## [The exercise]
Your task is to return the span of lines beginning at the one with "What does this" and ending at the last line of the data, exactly as it stands.

## [Saved data entries]
·····

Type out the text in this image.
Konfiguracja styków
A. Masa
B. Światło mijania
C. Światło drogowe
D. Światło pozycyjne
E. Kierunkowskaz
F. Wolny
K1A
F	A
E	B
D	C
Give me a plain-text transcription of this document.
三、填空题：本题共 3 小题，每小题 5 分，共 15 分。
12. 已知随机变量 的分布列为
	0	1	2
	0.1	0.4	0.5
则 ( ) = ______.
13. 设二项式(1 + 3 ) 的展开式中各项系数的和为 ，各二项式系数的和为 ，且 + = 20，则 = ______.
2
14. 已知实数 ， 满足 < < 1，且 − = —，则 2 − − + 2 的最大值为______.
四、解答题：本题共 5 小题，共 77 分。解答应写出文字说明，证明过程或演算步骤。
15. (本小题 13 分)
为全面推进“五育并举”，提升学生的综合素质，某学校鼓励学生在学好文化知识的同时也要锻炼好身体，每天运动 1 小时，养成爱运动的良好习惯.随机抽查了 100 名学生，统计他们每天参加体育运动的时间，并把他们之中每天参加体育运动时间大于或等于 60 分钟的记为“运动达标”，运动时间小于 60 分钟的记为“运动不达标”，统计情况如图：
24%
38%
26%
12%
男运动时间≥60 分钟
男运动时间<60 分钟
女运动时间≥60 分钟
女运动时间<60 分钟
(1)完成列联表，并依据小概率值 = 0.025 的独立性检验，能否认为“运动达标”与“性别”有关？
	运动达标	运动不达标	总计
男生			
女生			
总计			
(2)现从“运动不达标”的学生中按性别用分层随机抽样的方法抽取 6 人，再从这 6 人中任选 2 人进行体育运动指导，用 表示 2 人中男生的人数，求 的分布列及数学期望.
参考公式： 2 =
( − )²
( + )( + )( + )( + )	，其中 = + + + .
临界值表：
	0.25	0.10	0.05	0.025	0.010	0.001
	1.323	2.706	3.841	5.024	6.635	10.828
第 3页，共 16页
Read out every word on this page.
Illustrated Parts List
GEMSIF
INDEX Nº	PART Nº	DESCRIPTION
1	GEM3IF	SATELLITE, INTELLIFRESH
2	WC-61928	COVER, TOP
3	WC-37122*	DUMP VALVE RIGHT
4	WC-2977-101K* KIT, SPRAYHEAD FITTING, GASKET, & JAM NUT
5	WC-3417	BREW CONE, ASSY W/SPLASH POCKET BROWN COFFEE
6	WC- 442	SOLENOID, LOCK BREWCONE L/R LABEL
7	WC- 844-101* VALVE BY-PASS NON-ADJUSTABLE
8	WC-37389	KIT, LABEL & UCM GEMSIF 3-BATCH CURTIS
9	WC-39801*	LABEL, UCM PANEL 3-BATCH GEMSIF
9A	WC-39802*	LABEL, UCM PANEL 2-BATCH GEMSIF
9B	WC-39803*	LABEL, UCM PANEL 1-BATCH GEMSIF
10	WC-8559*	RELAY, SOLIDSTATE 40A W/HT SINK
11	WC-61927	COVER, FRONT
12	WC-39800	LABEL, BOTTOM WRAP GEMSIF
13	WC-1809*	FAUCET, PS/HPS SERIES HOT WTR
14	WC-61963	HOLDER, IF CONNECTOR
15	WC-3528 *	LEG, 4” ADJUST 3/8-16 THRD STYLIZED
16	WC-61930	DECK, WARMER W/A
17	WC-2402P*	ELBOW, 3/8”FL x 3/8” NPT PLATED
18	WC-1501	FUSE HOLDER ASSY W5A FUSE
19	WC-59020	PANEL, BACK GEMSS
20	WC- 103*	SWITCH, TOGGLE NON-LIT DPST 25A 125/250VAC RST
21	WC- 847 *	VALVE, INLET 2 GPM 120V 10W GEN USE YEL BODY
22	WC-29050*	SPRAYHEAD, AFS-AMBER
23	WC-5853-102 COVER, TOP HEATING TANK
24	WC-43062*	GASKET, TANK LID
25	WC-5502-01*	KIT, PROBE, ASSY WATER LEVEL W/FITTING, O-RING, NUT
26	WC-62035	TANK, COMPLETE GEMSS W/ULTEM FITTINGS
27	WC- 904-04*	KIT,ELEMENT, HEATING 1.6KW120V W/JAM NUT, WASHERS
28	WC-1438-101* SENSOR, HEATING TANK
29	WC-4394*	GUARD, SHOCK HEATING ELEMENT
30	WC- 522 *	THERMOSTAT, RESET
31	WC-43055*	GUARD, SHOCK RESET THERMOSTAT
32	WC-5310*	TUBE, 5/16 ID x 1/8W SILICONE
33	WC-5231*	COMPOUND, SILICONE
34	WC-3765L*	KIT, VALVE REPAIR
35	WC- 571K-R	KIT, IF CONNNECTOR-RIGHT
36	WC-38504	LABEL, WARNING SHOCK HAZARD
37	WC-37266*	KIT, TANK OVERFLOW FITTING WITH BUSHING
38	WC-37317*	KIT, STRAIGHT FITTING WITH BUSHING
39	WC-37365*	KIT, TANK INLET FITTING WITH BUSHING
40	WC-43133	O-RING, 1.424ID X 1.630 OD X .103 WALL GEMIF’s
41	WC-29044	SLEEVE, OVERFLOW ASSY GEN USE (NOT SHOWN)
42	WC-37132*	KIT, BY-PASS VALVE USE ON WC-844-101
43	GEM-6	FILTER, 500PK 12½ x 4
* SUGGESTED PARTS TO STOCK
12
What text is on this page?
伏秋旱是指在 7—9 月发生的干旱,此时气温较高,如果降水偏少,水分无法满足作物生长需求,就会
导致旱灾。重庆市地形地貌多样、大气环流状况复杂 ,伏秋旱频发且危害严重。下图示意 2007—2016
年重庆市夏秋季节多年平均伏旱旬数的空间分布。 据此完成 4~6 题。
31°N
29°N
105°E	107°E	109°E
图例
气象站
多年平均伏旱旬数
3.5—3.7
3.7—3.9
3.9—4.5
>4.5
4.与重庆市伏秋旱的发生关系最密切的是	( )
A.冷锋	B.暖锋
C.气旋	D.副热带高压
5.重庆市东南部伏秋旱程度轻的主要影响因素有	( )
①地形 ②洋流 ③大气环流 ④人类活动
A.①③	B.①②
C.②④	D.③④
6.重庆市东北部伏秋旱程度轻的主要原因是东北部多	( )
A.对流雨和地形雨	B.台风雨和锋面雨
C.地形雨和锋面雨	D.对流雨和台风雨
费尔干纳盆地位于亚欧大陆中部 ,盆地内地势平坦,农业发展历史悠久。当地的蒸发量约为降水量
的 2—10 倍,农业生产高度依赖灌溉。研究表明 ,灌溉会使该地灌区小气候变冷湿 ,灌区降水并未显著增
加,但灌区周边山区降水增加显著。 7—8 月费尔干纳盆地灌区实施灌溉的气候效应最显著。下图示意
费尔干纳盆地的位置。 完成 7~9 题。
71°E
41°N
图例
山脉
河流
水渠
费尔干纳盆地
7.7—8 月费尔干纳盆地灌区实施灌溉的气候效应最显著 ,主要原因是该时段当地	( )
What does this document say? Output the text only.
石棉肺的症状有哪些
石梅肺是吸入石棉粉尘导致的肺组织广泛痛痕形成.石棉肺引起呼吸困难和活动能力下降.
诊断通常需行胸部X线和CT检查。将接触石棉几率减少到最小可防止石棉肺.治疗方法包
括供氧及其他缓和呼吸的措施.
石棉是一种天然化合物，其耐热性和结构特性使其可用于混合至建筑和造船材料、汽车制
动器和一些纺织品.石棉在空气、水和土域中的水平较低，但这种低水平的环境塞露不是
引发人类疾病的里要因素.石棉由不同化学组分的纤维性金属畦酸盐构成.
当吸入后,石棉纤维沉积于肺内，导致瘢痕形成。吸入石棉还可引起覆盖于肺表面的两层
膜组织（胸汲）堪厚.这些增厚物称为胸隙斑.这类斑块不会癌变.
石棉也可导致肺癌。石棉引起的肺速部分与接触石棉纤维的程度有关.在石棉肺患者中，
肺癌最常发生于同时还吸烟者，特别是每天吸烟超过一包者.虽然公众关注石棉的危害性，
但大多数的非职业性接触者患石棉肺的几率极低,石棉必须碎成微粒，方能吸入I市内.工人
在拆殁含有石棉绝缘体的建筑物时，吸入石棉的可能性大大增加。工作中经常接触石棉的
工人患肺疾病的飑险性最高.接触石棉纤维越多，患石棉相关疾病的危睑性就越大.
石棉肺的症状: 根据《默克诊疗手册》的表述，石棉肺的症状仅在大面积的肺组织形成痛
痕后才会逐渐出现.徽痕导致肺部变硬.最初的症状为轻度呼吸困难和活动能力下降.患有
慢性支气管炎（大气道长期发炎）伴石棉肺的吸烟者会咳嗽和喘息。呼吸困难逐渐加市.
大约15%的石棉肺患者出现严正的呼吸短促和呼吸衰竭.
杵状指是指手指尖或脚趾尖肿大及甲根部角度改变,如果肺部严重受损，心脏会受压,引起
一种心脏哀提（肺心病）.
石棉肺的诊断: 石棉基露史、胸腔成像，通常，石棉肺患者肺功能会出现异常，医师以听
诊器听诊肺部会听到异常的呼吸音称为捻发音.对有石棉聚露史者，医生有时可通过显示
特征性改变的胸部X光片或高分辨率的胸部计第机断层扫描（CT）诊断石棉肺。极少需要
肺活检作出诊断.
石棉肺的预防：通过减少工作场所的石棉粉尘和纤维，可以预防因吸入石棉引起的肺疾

·····

## [Output of the exercise]
What does this document say? Output the text only.
石棉肺的症状有哪些
石梅肺是吸入石棉粉尘导致的肺组织广泛痛痕形成.石棉肺引起呼吸困难和活动能力下降.
诊断通常需行胸部X线和CT检查。将接触石棉几率减少到最小可防止石棉肺.治疗方法包
括供氧及其他缓和呼吸的措施.
石棉是一种天然化合物，其耐热性和结构特性使其可用于混合至建筑和造船材料、汽车制
动器和一些纺织品.石棉在空气、水和土域中的水平较低，但这种低水平的环境塞露不是
引发人类疾病的里要因素.石棉由不同化学组分的纤维性金属畦酸盐构成.
当吸入后,石棉纤维沉积于肺内，导致瘢痕形成。吸入石棉还可引起覆盖于肺表面的两层
膜组织（胸汲）堪厚.这些增厚物称为胸隙斑.这类斑块不会癌变.
石棉也可导致肺癌。石棉引起的肺速部分与接触石棉纤维的程度有关.在石棉肺患者中，
肺癌最常发生于同时还吸烟者，特别是每天吸烟超过一包者.虽然公众关注石棉的危害性，
但大多数的非职业性接触者患石棉肺的几率极低,石棉必须碎成微粒，方能吸入I市内.工人
在拆殁含有石棉绝缘体的建筑物时，吸入石棉的可能性大大增加。工作中经常接触石棉的
工人患肺疾病的飑险性最高.接触石棉纤维越多，患石棉相关疾病的危睑性就越大.
石棉肺的症状: 根据《默克诊疗手册》的表述，石棉肺的症状仅在大面积的肺组织形成痛
痕后才会逐渐出现.徽痕导致肺部变硬.最初的症状为轻度呼吸困难和活动能力下降.患有
慢性支气管炎（大气道长期发炎）伴石棉肺的吸烟者会咳嗽和喘息。呼吸困难逐渐加市.
大约15%的石棉肺患者出现严正的呼吸短促和呼吸衰竭.
杵状指是指手指尖或脚趾尖肿大及甲根部角度改变,如果肺部严重受损，心脏会受压,引起
一种心脏哀提（肺心病）.
石棉肺的诊断: 石棉基露史、胸腔成像，通常，石棉肺患者肺功能会出现异常，医师以听
诊器听诊肺部会听到异常的呼吸音称为捻发音.对有石棉聚露史者，医生有时可通过显示
特征性改变的胸部X光片或高分辨率的胸部计第机断层扫描（CT）诊断石棉肺。极少需要
肺活检作出诊断.
石棉肺的预防：通过减少工作场所的石棉粉尘和纤维，可以预防因吸入石棉引起的肺疾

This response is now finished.